# Data listing
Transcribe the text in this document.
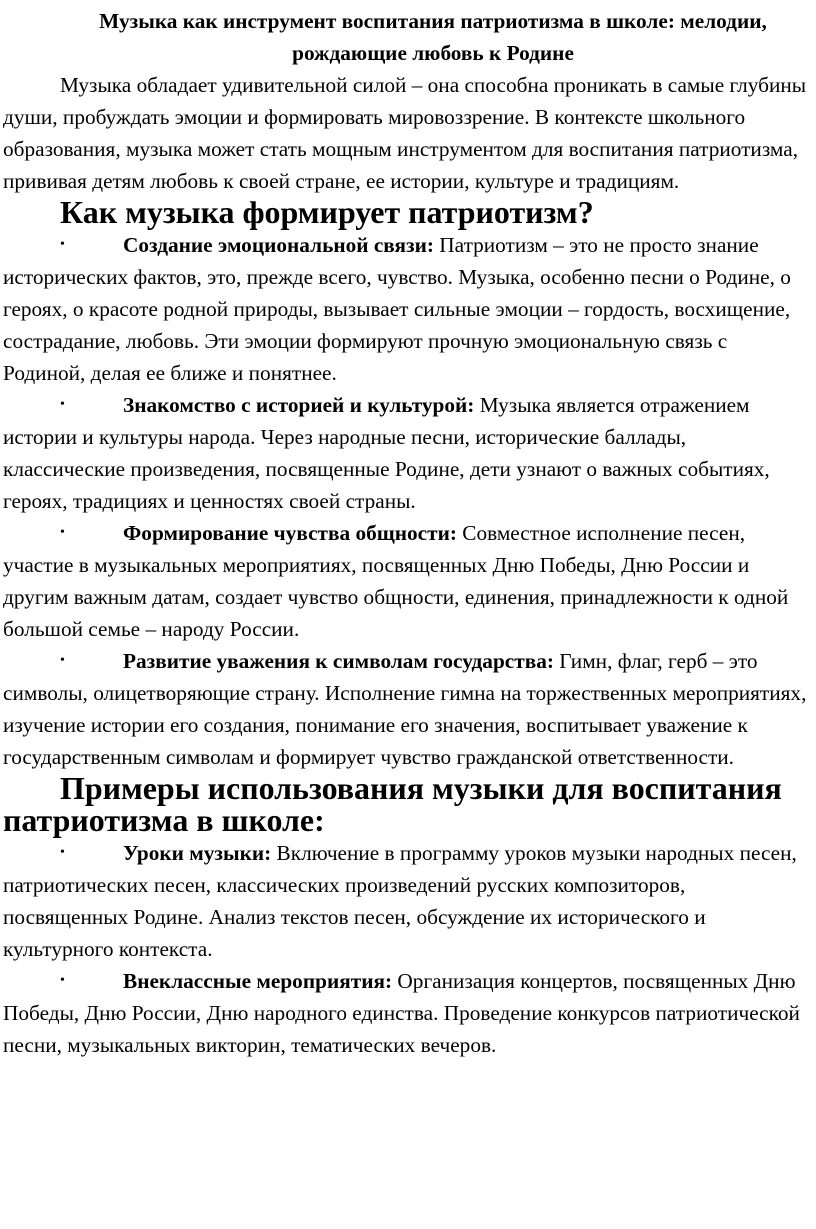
Музыка как инструмент воспитания патриотизма в школе: мелодии, рождающие любовь к Родине

Музыка обладает удивительной силой – она способна проникать в самые глубины души, пробуждать эмоции и формировать мировоззрение. В контексте школьного образования, музыка может стать мощным инструментом для воспитания патриотизма, прививая детям любовь к своей стране, ее истории, культуре и традициям.

Как музыка формирует патриотизм?
•	Создание эмоциональной связи: Патриотизм – это не просто знание исторических фактов, это, прежде всего, чувство. Музыка, особенно песни о Родине, о героях, о красоте родной природы, вызывает сильные эмоции – гордость, восхищение, сострадание, любовь. Эти эмоции формируют прочную эмоциональную связь с Родиной, делая ее ближе и понятнее.
•	Знакомство с историей и культурой: Музыка является отражением истории и культуры народа. Через народные песни, исторические баллады, классические произведения, посвященные Родине, дети узнают о важных событиях, героях, традициях и ценностях своей страны.
•	Формирование чувства общности: Совместное исполнение песен, участие в музыкальных мероприятиях, посвященных Дню Победы, Дню России и другим важным датам, создает чувство общности, единения, принадлежности к одной большой семье – народу России.
•	Развитие уважения к символам государства: Гимн, флаг, герб – это символы, олицетворяющие страну. Исполнение гимна на торжественных мероприятиях, изучение истории его создания, понимание его значения, воспитывает уважение к государственным символам и формирует чувство гражданской ответственности.
Примеры использования музыки для воспитания патриотизма в школе:
•	Уроки музыки: Включение в программу уроков музыки народных песен, патриотических песен, классических произведений русских композиторов, посвященных Родине. Анализ текстов песен, обсуждение их исторического и культурного контекста.
•	Внеклассные мероприятия: Организация концертов, посвященных Дню Победы, Дню России, Дню народного единства. Проведение конкурсов патриотической песни, музыкальных викторин, тематических вечеров.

# Work to complete
Identify lines with the string "чувство". Copy each one.

# Written reply
•	Создание эмоциональной связи: Патриотизм – это не просто знание исторических фактов, это, прежде всего, чувство. Музыка, особенно песни о Родине, о героях, о красоте родной природы, вызывает сильные эмоции – гордость, восхищение, сострадание, любовь. Эти эмоции формируют прочную эмоциональную связь с Родиной, делая ее ближе и понятнее.
•	Формирование чувства общности: Совместное исполнение песен, участие в музыкальных мероприятиях, посвященных Дню Победы, Дню России и другим важным датам, создает чувство общности, единения, принадлежности к одной большой семье – народу России.
•	Развитие уважения к символам государства: Гимн, флаг, герб – это символы, олицетворяющие страну. Исполнение гимна на торжественных мероприятиях, изучение истории его создания, понимание его значения, воспитывает уважение к государственным символам и формирует чувство гражданской ответственности.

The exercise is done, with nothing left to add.